**Records excerpted from a collection**
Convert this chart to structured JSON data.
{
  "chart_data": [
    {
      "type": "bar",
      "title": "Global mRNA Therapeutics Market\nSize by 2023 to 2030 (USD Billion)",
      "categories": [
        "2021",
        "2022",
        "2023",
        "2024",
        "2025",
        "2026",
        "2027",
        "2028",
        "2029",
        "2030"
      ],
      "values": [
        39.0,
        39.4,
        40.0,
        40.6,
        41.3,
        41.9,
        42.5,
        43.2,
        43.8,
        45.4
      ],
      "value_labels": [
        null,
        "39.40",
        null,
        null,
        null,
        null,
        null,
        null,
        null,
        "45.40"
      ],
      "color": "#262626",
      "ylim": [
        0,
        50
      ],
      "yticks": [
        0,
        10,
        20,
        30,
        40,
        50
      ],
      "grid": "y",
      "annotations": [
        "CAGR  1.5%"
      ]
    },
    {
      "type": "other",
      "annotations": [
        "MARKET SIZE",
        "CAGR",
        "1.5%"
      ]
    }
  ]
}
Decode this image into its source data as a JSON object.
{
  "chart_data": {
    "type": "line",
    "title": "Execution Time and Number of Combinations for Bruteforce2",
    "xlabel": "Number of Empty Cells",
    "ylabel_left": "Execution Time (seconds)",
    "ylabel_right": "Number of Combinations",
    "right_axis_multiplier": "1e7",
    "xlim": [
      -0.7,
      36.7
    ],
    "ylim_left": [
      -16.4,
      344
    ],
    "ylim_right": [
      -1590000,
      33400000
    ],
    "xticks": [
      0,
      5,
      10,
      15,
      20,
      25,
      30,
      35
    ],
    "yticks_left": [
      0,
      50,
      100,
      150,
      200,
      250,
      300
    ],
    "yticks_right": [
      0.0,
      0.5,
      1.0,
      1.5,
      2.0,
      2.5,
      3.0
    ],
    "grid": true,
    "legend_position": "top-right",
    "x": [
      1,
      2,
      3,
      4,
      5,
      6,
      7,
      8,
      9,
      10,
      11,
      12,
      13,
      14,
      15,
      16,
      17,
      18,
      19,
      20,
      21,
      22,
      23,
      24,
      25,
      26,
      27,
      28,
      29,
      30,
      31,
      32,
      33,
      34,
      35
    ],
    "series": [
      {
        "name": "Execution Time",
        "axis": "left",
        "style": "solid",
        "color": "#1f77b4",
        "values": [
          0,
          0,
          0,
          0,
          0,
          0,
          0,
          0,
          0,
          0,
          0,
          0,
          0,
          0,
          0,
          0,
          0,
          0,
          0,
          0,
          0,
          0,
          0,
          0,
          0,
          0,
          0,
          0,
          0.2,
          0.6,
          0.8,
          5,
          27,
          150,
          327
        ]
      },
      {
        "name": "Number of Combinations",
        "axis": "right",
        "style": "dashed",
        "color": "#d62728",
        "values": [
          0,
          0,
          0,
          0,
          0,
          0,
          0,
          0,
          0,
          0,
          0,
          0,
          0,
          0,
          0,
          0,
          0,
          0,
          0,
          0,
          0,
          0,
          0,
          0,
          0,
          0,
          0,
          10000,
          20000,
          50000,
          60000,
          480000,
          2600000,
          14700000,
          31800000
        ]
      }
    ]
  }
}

**WORK TASK**
Go through the records above and retype each one exactly.

**ANSWER SECTION**
Convert this chart to structured JSON data.
{
  "chart_data": [
    {
      "type": "bar",
      "title": "Global mRNA Therapeutics Market\nSize by 2023 to 2030 (USD Billion)",
      "categories": [
        "2021",
        "2022",
        "2023",
        "2024",
        "2025",
        "2026",
        "2027",
        "2028",
        "2029",
        "2030"
      ],
      "values": [
        39.0,
        39.4,
        40.0,
        40.6,
        41.3,
        41.9,
        42.5,
        43.2,
        43.8,
        45.4
      ],
      "value_labels": [
        null,
        "39.40",
        null,
        null,
        null,
        null,
        null,
        null,
        null,
        "45.40"
      ],
      "color": "#262626",
      "ylim": [
        0,
        50
      ],
      "yticks": [
        0,
        10,
        20,
        30,
        40,
        50
      ],
      "grid": "y",
      "annotations": [
        "CAGR  1.5%"
      ]
    },
    {
      "type": "other",
      "annotations": [
        "MARKET SIZE",
        "CAGR",
        "1.5%"
      ]
    }
  ]
}
Decode this image into its source data as a JSON object.
{
  "chart_data": {
    "type": "line",
    "title": "Execution Time and Number of Combinations for Bruteforce2",
    "xlabel": "Number of Empty Cells",
    "ylabel_left": "Execution Time (seconds)",
    "ylabel_right": "Number of Combinations",
    "right_axis_multiplier": "1e7",
    "xlim": [
      -0.7,
      36.7
    ],
    "ylim_left": [
      -16.4,
      344
    ],
    "ylim_right": [
      -1590000,
      33400000
    ],
    "xticks": [
      0,
      5,
      10,
      15,
      20,
      25,
      30,
      35
    ],
    "yticks_left": [
      0,
      50,
      100,
      150,
      200,
      250,
      300
    ],
    "yticks_right": [
      0.0,
      0.5,
      1.0,
      1.5,
      2.0,
      2.5,
      3.0
    ],
    "grid": true,
    "legend_position": "top-right",
    "x": [
      1,
      2,
      3,
      4,
      5,
      6,
      7,
      8,
      9,
      10,
      11,
      12,
      13,
      14,
      15,
      16,
      17,
      18,
      19,
      20,
      21,
      22,
      23,
      24,
      25,
      26,
      27,
      28,
      29,
      30,
      31,
      32,
      33,
      34,
      35
    ],
    "series": [
      {
        "name": "Execution Time",
        "axis": "left",
        "style": "solid",
        "color": "#1f77b4",
        "values": [
          0,
          0,
          0,
          0,
          0,
          0,
          0,
          0,
          0,
          0,
          0,
          0,
          0,
          0,
          0,
          0,
          0,
          0,
          0,
          0,
          0,
          0,
          0,
          0,
          0,
          0,
          0,
          0,
          0.2,
          0.6,
          0.8,
          5,
          27,
          150,
          327
        ]
      },
      {
        "name": "Number of Combinations",
        "axis": "right",
        "style": "dashed",
        "color": "#d62728",
        "values": [
          0,
          0,
          0,
          0,
          0,
          0,
          0,
          0,
          0,
          0,
          0,
          0,
          0,
          0,
          0,
          0,
          0,
          0,
          0,
          0,
          0,
          0,
          0,
          0,
          0,
          0,
          0,
          10000,
          20000,
          50000,
          60000,
          480000,
          2600000,
          14700000,
          31800000
        ]
      }
    ]
  }
}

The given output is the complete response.